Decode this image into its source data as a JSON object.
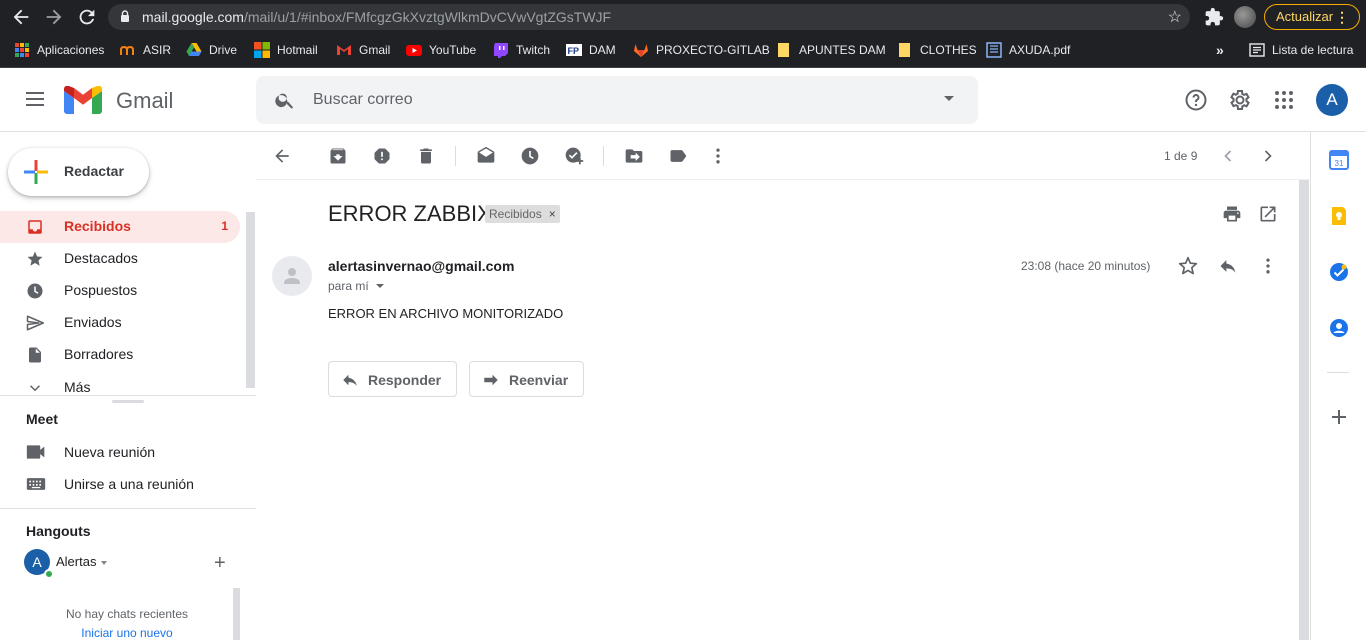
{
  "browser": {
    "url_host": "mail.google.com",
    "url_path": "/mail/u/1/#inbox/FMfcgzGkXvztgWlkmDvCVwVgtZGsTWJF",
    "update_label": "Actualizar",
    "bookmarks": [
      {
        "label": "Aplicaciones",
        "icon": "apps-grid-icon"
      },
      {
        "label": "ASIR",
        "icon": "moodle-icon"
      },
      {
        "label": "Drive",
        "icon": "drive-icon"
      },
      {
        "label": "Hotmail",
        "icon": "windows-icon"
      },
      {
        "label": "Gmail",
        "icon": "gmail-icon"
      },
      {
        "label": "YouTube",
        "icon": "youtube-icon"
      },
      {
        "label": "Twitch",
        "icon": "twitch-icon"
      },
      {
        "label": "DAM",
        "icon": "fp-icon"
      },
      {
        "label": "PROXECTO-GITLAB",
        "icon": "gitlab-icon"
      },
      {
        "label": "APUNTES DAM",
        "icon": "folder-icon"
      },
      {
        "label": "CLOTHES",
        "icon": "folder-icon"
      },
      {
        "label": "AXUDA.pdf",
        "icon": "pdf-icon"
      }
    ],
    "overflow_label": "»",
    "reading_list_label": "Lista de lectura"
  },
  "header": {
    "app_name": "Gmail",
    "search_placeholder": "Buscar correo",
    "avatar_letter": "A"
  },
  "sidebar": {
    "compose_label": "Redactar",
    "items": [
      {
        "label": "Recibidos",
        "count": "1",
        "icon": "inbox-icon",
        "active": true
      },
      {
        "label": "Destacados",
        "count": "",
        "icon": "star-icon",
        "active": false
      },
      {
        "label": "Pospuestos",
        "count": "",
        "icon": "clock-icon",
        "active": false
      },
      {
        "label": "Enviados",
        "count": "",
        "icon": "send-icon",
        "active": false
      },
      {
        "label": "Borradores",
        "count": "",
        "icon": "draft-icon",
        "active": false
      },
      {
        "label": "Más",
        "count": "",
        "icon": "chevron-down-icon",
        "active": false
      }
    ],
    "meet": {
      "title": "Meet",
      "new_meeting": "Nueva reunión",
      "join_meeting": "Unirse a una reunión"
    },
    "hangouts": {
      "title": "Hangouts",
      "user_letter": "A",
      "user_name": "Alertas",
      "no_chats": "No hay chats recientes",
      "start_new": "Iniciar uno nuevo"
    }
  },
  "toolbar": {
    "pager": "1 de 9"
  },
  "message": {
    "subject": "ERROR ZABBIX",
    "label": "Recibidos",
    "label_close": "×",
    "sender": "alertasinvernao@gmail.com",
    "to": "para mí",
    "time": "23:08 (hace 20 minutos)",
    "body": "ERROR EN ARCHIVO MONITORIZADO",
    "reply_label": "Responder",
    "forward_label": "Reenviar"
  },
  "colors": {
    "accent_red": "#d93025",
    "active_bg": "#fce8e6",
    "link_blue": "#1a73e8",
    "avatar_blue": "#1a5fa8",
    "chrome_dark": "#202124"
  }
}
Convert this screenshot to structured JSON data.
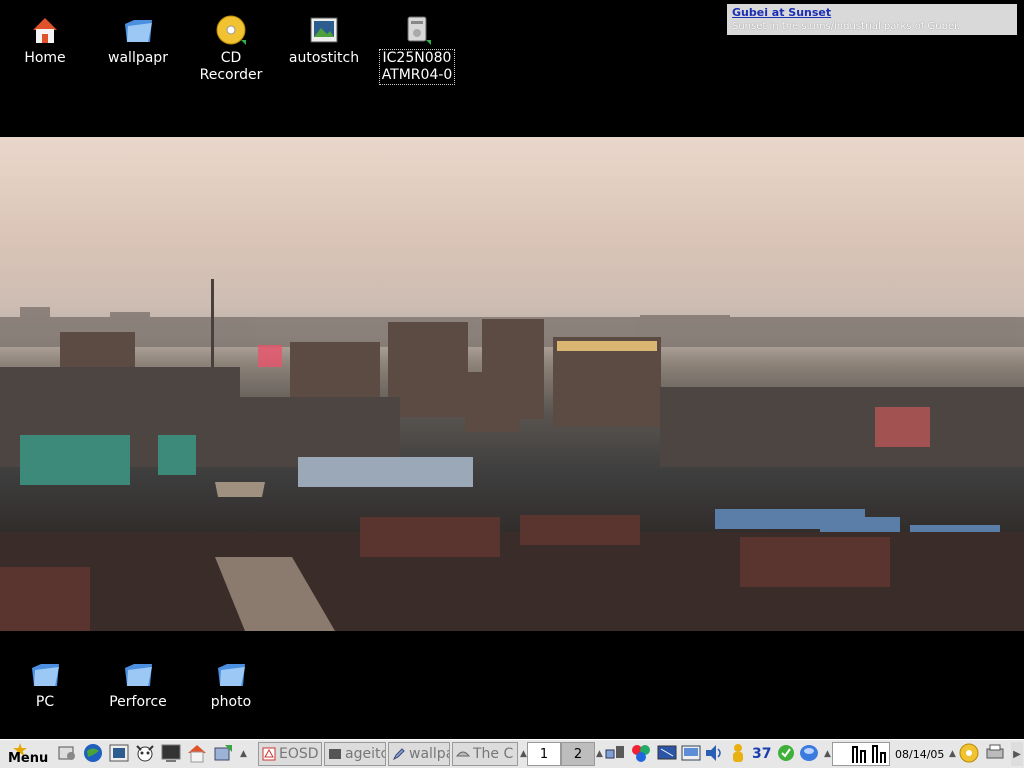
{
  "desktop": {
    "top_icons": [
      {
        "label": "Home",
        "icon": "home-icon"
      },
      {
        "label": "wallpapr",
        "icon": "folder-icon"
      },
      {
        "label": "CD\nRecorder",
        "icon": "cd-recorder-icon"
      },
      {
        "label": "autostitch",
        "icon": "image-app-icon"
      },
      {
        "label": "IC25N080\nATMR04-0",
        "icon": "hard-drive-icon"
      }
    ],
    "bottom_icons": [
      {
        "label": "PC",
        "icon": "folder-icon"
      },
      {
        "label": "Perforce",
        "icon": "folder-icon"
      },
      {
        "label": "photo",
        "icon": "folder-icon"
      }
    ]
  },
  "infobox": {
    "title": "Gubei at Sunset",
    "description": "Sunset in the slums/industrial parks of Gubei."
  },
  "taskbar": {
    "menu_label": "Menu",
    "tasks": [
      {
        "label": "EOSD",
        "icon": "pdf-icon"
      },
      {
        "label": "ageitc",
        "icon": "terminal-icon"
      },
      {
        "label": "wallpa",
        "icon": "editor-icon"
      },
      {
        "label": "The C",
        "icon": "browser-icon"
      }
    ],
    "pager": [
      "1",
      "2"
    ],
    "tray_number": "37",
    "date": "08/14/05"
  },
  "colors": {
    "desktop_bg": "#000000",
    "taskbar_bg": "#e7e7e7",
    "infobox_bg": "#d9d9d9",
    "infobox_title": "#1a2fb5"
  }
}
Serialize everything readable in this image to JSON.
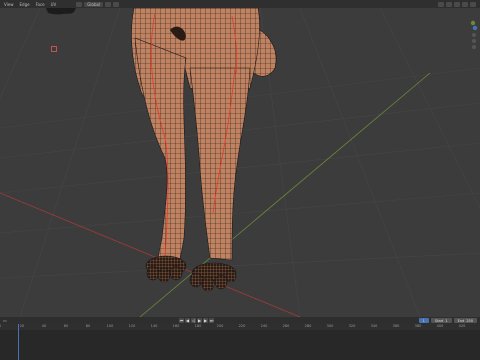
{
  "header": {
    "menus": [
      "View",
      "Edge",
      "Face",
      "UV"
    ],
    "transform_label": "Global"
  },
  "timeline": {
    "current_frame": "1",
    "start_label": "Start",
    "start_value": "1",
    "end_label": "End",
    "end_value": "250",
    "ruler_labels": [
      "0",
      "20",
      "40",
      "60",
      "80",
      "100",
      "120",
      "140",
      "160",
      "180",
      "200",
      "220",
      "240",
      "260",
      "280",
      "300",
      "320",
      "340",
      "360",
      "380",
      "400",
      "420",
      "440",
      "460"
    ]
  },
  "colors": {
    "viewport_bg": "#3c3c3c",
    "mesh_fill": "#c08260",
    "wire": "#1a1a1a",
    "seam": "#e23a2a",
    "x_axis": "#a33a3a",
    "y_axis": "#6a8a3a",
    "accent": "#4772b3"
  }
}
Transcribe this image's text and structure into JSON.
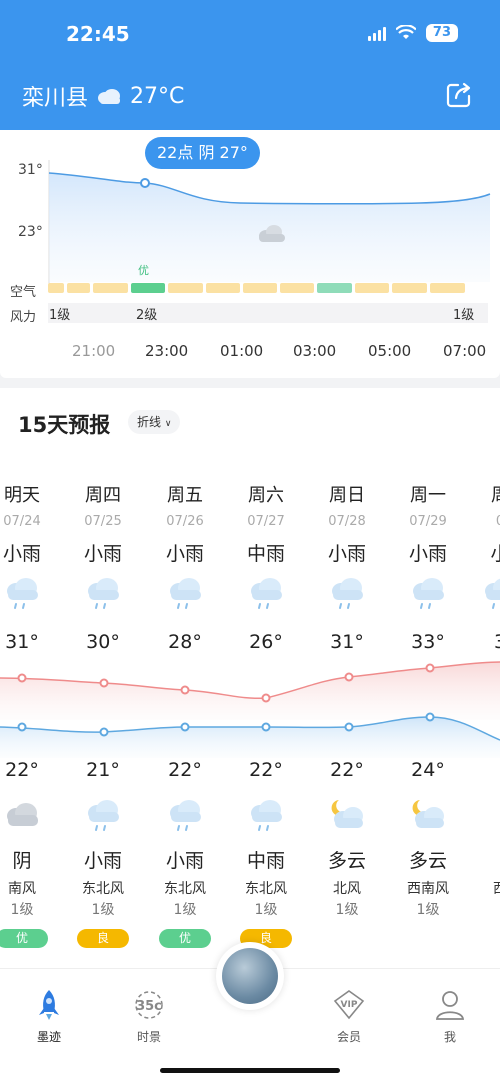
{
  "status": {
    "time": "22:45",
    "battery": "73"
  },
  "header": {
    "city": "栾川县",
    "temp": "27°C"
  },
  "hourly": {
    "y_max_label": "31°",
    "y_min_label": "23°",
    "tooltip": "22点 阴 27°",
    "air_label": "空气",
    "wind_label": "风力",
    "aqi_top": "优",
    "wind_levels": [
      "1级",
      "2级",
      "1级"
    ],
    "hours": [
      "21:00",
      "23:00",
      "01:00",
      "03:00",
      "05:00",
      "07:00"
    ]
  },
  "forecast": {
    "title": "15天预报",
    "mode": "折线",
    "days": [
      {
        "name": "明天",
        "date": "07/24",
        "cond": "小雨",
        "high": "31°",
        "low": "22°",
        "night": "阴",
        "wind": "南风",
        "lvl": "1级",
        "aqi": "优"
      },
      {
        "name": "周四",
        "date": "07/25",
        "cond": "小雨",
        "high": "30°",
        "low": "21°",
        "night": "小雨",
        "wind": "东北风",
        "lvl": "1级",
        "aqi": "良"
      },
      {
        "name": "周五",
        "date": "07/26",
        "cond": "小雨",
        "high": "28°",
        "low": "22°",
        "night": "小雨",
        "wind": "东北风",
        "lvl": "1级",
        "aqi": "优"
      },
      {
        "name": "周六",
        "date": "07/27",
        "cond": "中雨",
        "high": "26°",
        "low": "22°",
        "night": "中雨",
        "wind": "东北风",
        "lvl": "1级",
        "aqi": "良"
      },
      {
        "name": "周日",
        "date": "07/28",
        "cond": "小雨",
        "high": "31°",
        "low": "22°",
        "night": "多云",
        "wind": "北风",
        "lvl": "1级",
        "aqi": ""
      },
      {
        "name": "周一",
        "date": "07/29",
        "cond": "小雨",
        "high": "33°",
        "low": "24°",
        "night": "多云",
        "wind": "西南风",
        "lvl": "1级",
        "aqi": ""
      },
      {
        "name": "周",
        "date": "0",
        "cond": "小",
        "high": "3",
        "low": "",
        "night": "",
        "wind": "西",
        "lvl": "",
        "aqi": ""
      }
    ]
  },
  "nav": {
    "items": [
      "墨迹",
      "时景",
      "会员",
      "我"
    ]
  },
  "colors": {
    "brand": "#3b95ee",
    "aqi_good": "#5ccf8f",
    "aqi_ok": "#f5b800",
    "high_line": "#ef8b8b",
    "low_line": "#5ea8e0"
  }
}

════════

| Work instructions |
List every line in the records above that contains the word "reunión".

| Response to the task |
      "new_meeting": "Nueva reunión",
      "join_meeting": "Unirse a una reunión"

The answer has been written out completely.